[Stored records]
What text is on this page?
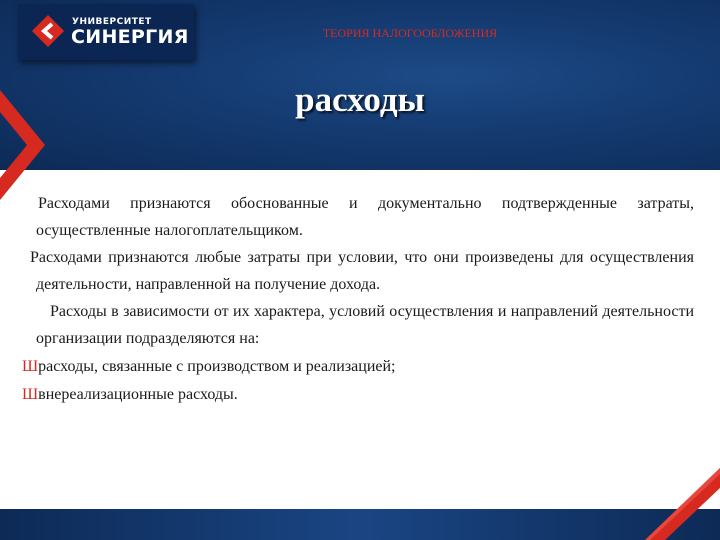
УНИВЕРСИТЕТ
СИНЕРГИЯ	ТЕОРИЯ НАЛОГООБЛОЖЕНИЯ
расходы
Расходами признаются обоснованные и документально подтвержденные затраты, осуществленные налогоплательщиком.
Расходами признаются любые затраты при условии, что они произведены для осуществления деятельности, направленной на получение дохода.
Расходы в зависимости от их характера, условий осуществления и направлений деятельности организации подразделяются на:
Шрасходы, связанные с производством и реализацией;
Швнереализационные расходы.
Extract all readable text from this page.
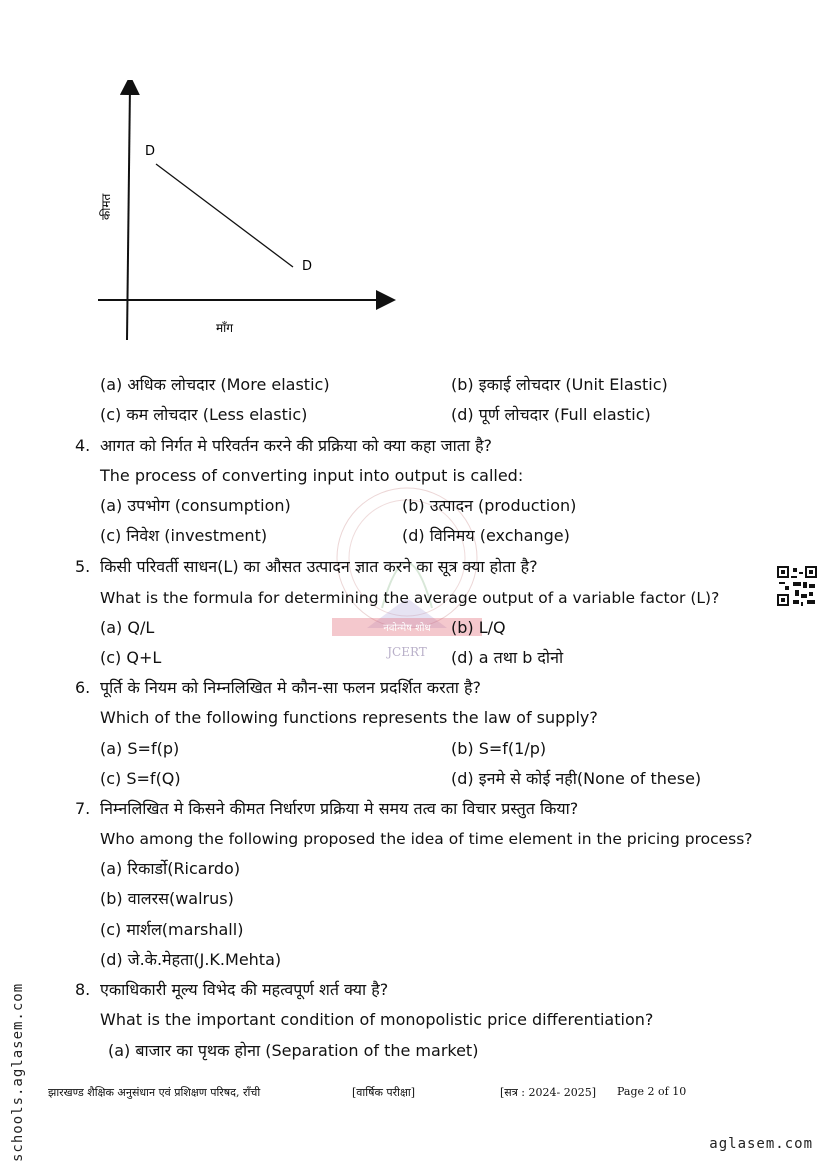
D
D
कीमत
माँग
नवोन्मेष शोध
JCERT
(a) अधिक लोचदार (More elastic)	(b) इकाई लोचदार (Unit Elastic)
(c) कम लोचदार (Less elastic)	(d) पूर्ण लोचदार (Full elastic)
4. आगत को निर्गत मे परिवर्तन करने की प्रक्रिया को क्या कहा जाता है?
The process of converting input into output is called:
(a) उपभोग (consumption)	(b) उत्पादन (production)
(c) निवेश (investment)	(d) विनिमय (exchange)
5. किसी परिवर्ती साधन(L) का औसत उत्पादन ज्ञात करने का सूत्र क्या होता है?
What is the formula for determining the average output of a variable factor (L)?
(a) Q/L	(b) L/Q
(c) Q+L	(d) a तथा b दोनो
6. पूर्ति के नियम को निम्नलिखित मे कौन-सा फलन प्रदर्शित करता है?
Which of the following functions represents the law of supply?
(a) S=f(p)	(b) S=f(1/p)
(c) S=f(Q)	(d) इनमे से कोई नही(None of these)
7. निम्नलिखित मे किसने कीमत निर्धारण प्रक्रिया मे समय तत्व का विचार प्रस्तुत किया?
Who among the following proposed the idea of time element in the pricing process?
(a) रिकार्डो(Ricardo)
(b) वालरस(walrus)
(c) मार्शल(marshall)
(d) जे.के.मेहता(J.K.Mehta)
8. एकाधिकारी मूल्य विभेद की महत्वपूर्ण शर्त क्या है?
What is the important condition of monopolistic price differentiation?
(a) बाजार का पृथक होना (Separation of the market)
झारखण्ड शैक्षिक अनुसंधान एवं प्रशिक्षण परिषद, राँची	[वार्षिक परीक्षा]	[सत्र : 2024- 2025] Page 2 of 10
schools.aglasem.com	aglasem.com
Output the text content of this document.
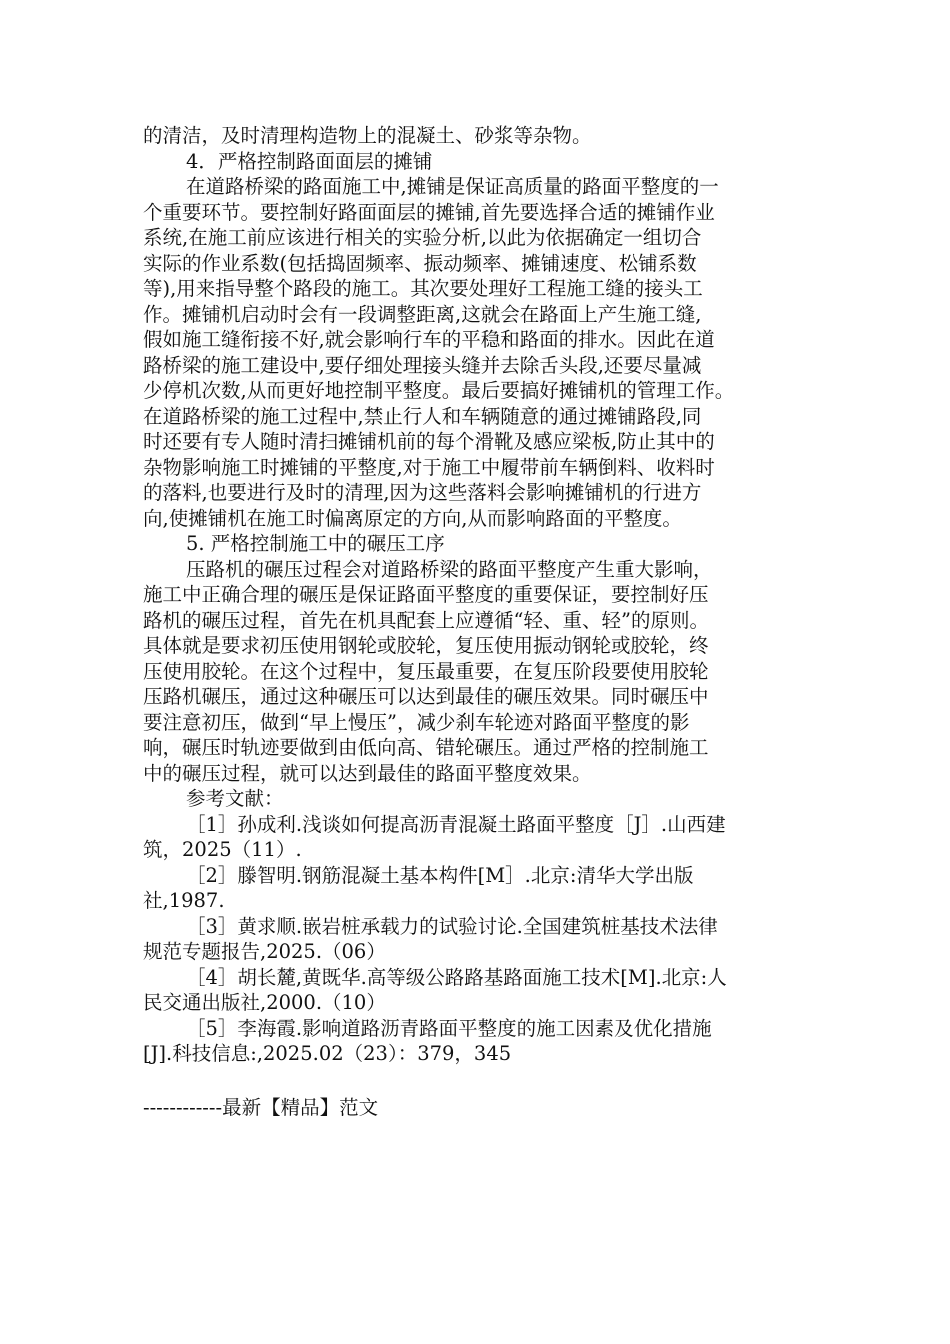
的清洁，及时清理构造物上的混凝土、砂浆等杂物。
4．严格控制路面面层的摊铺
在道路桥梁的路面施工中,摊铺是保证高质量的路面平整度的一
个重要环节。要控制好路面面层的摊铺,首先要选择合适的摊铺作业
系统,在施工前应该进行相关的实验分析,以此为依据确定一组切合
实际的作业系数(包括捣固频率、振动频率、摊铺速度、松铺系数
等),用来指导整个路段的施工。其次要处理好工程施工缝的接头工
作。摊铺机启动时会有一段调整距离,这就会在路面上产生施工缝,
假如施工缝衔接不好,就会影响行车的平稳和路面的排水。因此在道
路桥梁的施工建设中,要仔细处理接头缝并去除舌头段,还要尽量减
少停机次数,从而更好地控制平整度。最后要搞好摊铺机的管理工作。
在道路桥梁的施工过程中,禁止行人和车辆随意的通过摊铺路段,同
时还要有专人随时清扫摊铺机前的每个滑靴及感应梁板,防止其中的
杂物影响施工时摊铺的平整度,对于施工中履带前车辆倒料、收料时
的落料,也要进行及时的清理,因为这些落料会影响摊铺机的行进方
向,使摊铺机在施工时偏离原定的方向,从而影响路面的平整度。
5. 严格控制施工中的碾压工序
压路机的碾压过程会对道路桥梁的路面平整度产生重大影响，
施工中正确合理的碾压是保证路面平整度的重要保证，要控制好压
路机的碾压过程，首先在机具配套上应遵循“轻、重、轻”的原则。
具体就是要求初压使用钢轮或胶轮，复压使用振动钢轮或胶轮，终
压使用胶轮。在这个过程中，复压最重要，在复压阶段要使用胶轮
压路机碾压，通过这种碾压可以达到最佳的碾压效果。同时碾压中
要注意初压，做到“早上慢压”，减少刹车轮迹对路面平整度的影
响，碾压时轨迹要做到由低向高、错轮碾压。通过严格的控制施工
中的碾压过程，就可以达到最佳的路面平整度效果。
参考文献：
［1］孙成利.浅谈如何提高沥青混凝土路面平整度［J］.山西建
筑，2025（11）.
［2］滕智明.钢筋混凝土基本构件[M］.北京:清华大学出版
社,1987.
［3］黄求顺.嵌岩桩承载力的试验讨论.全国建筑桩基技术法律
规范专题报告,2025.（06）
［4］胡长麓,黄既华.高等级公路路基路面施工技术[M].北京:人
民交通出版社,2000.（10）
［5］李海霞.影响道路沥青路面平整度的施工因素及优化措施
[J].科技信息:,2025.02（23）：379，345
------------最新【精品】范文
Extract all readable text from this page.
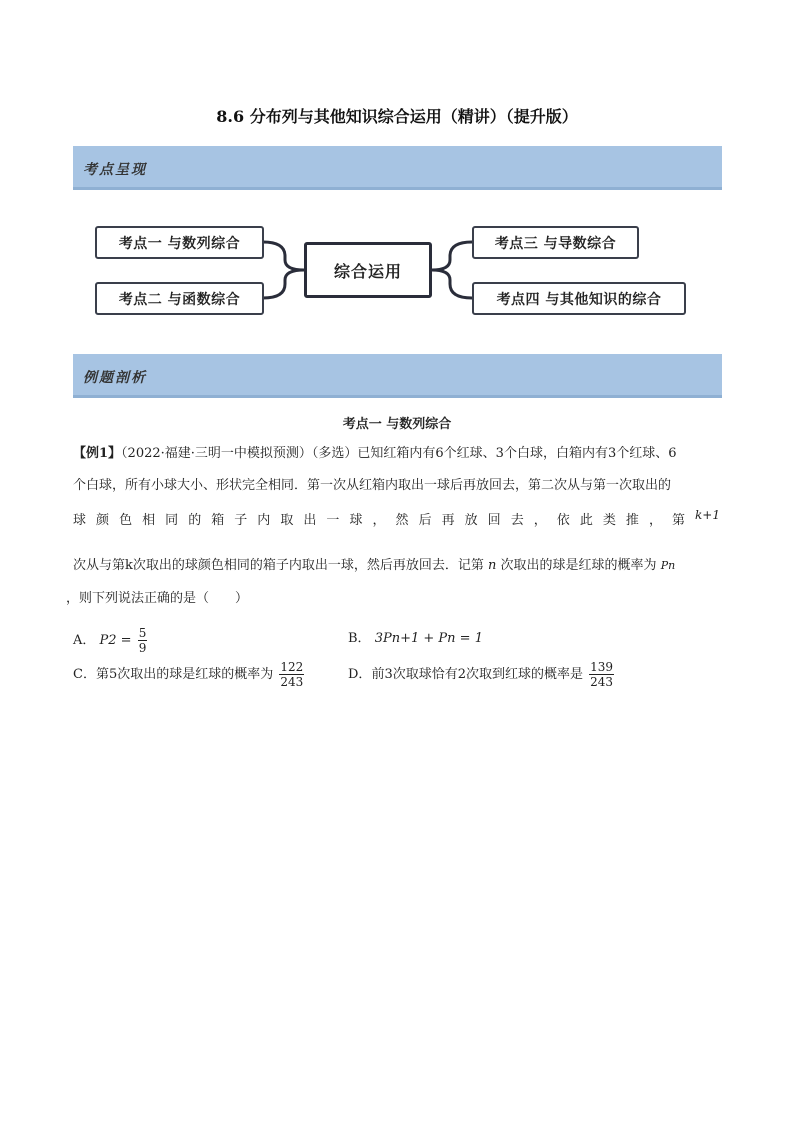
8.6 分布列与其他知识综合运用（精讲）（提升版）
考点呈现
考点一 与数列综合
考点二 与函数综合
综合运用
考点三 与导数综合
考点四 与其他知识的综合
例题剖析
考点一 与数列综合
【例1】（2022·福建·三明一中模拟预测）（多选）已知红箱内有6个红球、3个白球，白箱内有3个红球、6
个白球，所有小球大小、形状完全相同．第一次从红箱内取出一球后再放回去，第二次从与第一次取出的
球颜色相同的箱子内取出一球，然后再放回去，依此类推，第 k+1
次从与第k次取出的球颜色相同的箱子内取出一球，然后再放回去．记第 n 次取出的球是红球的概率为 Pn
，则下列说法正确的是（　　）
A． $P2 = \frac{5}{9}$	B． 3Pn+1 + Pn = 1
C．第5次取出的球是红球的概率为 $\frac{122}{243}$	D．前3次取球恰有2次取到红球的概率是 $\frac{139}{243}$
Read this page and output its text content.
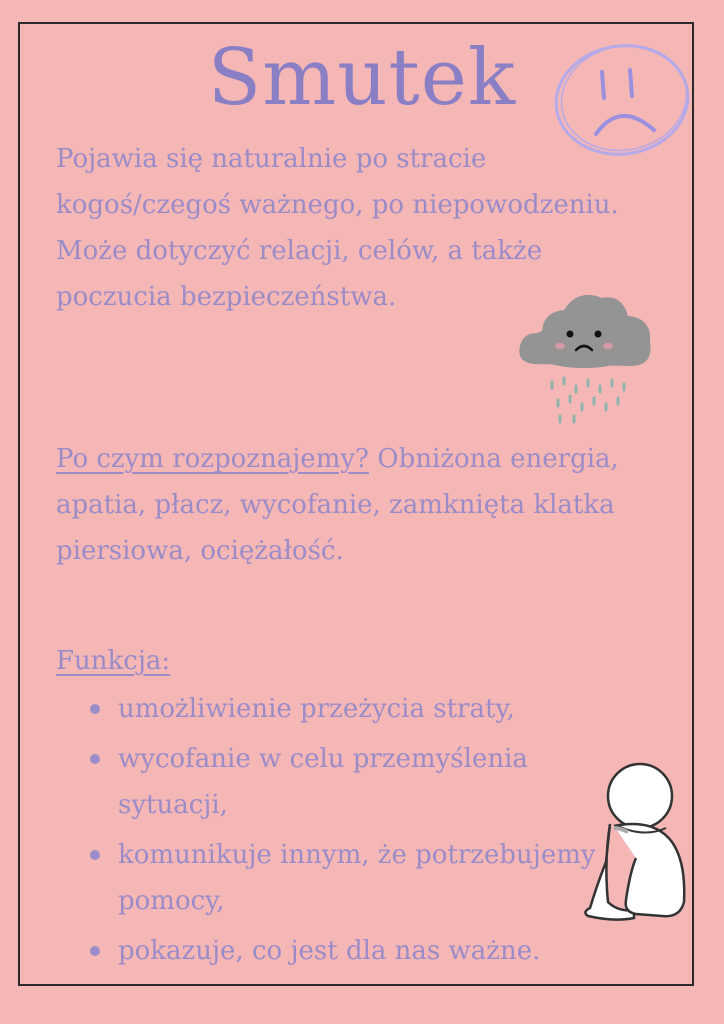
Smutek

Pojawia się naturalnie po stracie kogoś/czegoś ważnego, po niepowodzeniu. Może dotyczyć relacji, celów, a także poczucia bezpieczeństwa.

Po czym rozpoznajemy? Obniżona energia, apatia, płacz, wycofanie, zamknięta klatka piersiowa, ociężałość.

Funkcja:
umożliwienie przeżycia straty,
wycofanie w celu przemyślenia sytuacji,
komunikuje innym, że potrzebujemy pomocy,
pokazuje, co jest dla nas ważne.
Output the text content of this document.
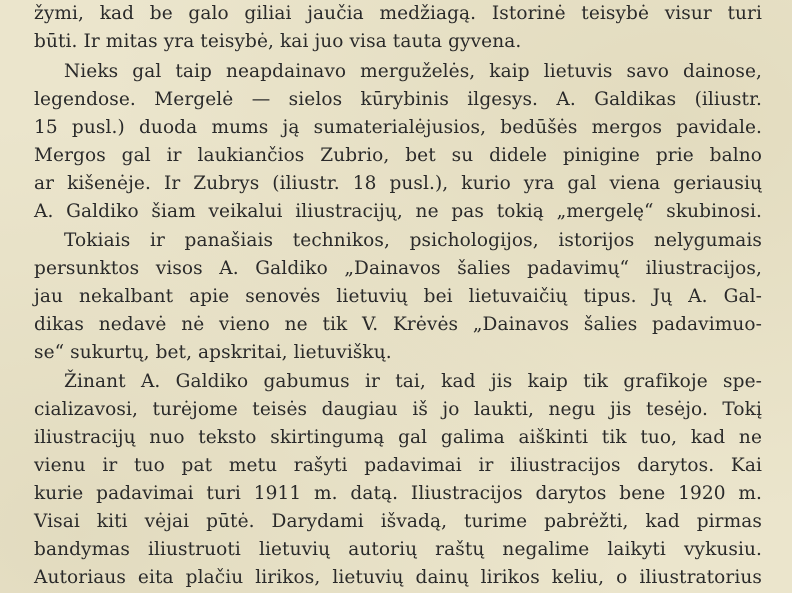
žymi, kad be galo giliai jaučia medžiagą. Istorinė teisybė visur turi
būti. Ir mitas yra teisybė, kai juo visa tauta gyvena.
Nieks gal taip neapdainavo merguželės, kaip lietuvis savo dainose,
legendose. Mergelė — sielos kūrybinis ilgesys. A. Galdikas (iliustr.
15 pusl.) duoda mums ją sumaterialėjusios, bedūšės mergos pavidale.
Mergos gal ir laukiančios Zubrio, bet su didele pinigine prie balno
ar kišenėje. Ir Zubrys (iliustr. 18 pusl.), kurio yra gal viena geriausių
A. Galdiko šiam veikalui iliustracijų, ne pas tokią „mergelę“ skubinosi.
Tokiais ir panašiais technikos, psichologijos, istorijos nelygumais
persunktos visos A. Galdiko „Dainavos šalies padavimų“ iliustracijos,
jau nekalbant apie senovės lietuvių bei lietuvaičių tipus. Jų A. Gal-
dikas nedavė nė vieno ne tik V. Krėvės „Dainavos šalies padavimuo-
se“ sukurtų, bet, apskritai, lietuviškų.
Žinant A. Galdiko gabumus ir tai, kad jis kaip tik grafikoje spe-
cializavosi, turėjome teisės daugiau iš jo laukti, negu jis tesėjo. Tokį
iliustracijų nuo teksto skirtingumą gal galima aiškinti tik tuo, kad ne
vienu ir tuo pat metu rašyti padavimai ir iliustracijos darytos. Kai
kurie padavimai turi 1911 m. datą. Iliustracijos darytos bene 1920 m.
Visai kiti vėjai pūtė. Darydami išvadą, turime pabrėžti, kad pirmas
bandymas iliustruoti lietuvių autorių raštų negalime laikyti vykusiu.
Autoriaus eita plačiu lirikos, lietuvių dainų lirikos keliu, o iliustratorius
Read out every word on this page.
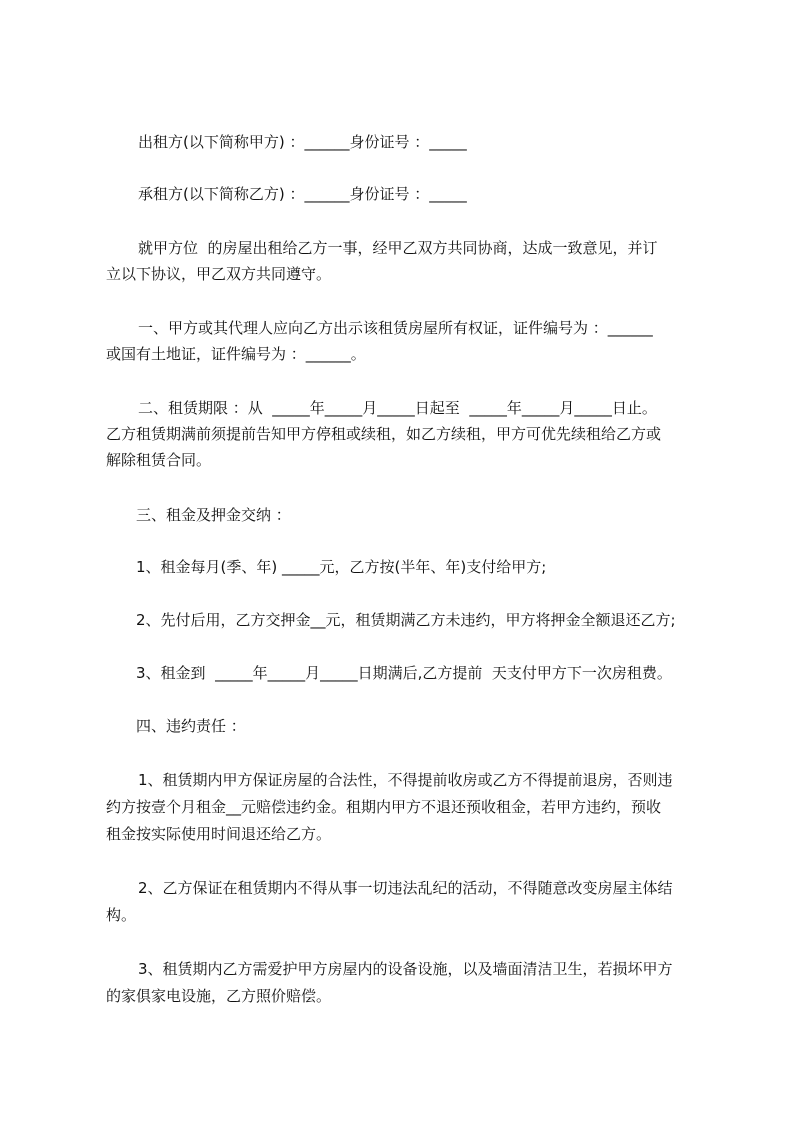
出租方(以下简称甲方) ：______身份证号 ：_____
承租方(以下简称乙方) ：______身份证号 ：_____
就甲方位  的房屋出租给乙方一事，经甲乙双方共同协商，达成一致意见，并订
立以下协议，甲乙双方共同遵守。
一、甲方或其代理人应向乙方出示该租赁房屋所有权证，证件编号为 ：______
或国有土地证，证件编号为 ：______。
二、租赁期限 ：从  _____年_____月_____日起至  _____年_____月_____日止。
乙方租赁期满前须提前告知甲方停租或续租，如乙方续租，甲方可优先续租给乙方或
解除租赁合同。
三、租金及押金交纳 ：
1、租金每月(季、年) _____元，乙方按(半年、年)支付给甲方;
2、先付后用，乙方交押金__元，租赁期满乙方未违约，甲方将押金全额退还乙方;
3、租金到  _____年_____月_____日期满后,乙方提前  天支付甲方下一次房租费。
四、违约责任 ：
1、租赁期内甲方保证房屋的合法性，不得提前收房或乙方不得提前退房，否则违
约方按壹个月租金__元赔偿违约金。租期内甲方不退还预收租金，若甲方违约，预收
租金按实际使用时间退还给乙方。
2、乙方保证在租赁期内不得从事一切违法乱纪的活动，不得随意改变房屋主体结
构。
3、租赁期内乙方需爱护甲方房屋内的设备设施，以及墙面清洁卫生，若损坏甲方
的家俱家电设施，乙方照价赔偿。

**EXERCISE GOAL**: Give the count of lines holding the word "Galdiko" and nothing more.

**THE SOLUTION**: 3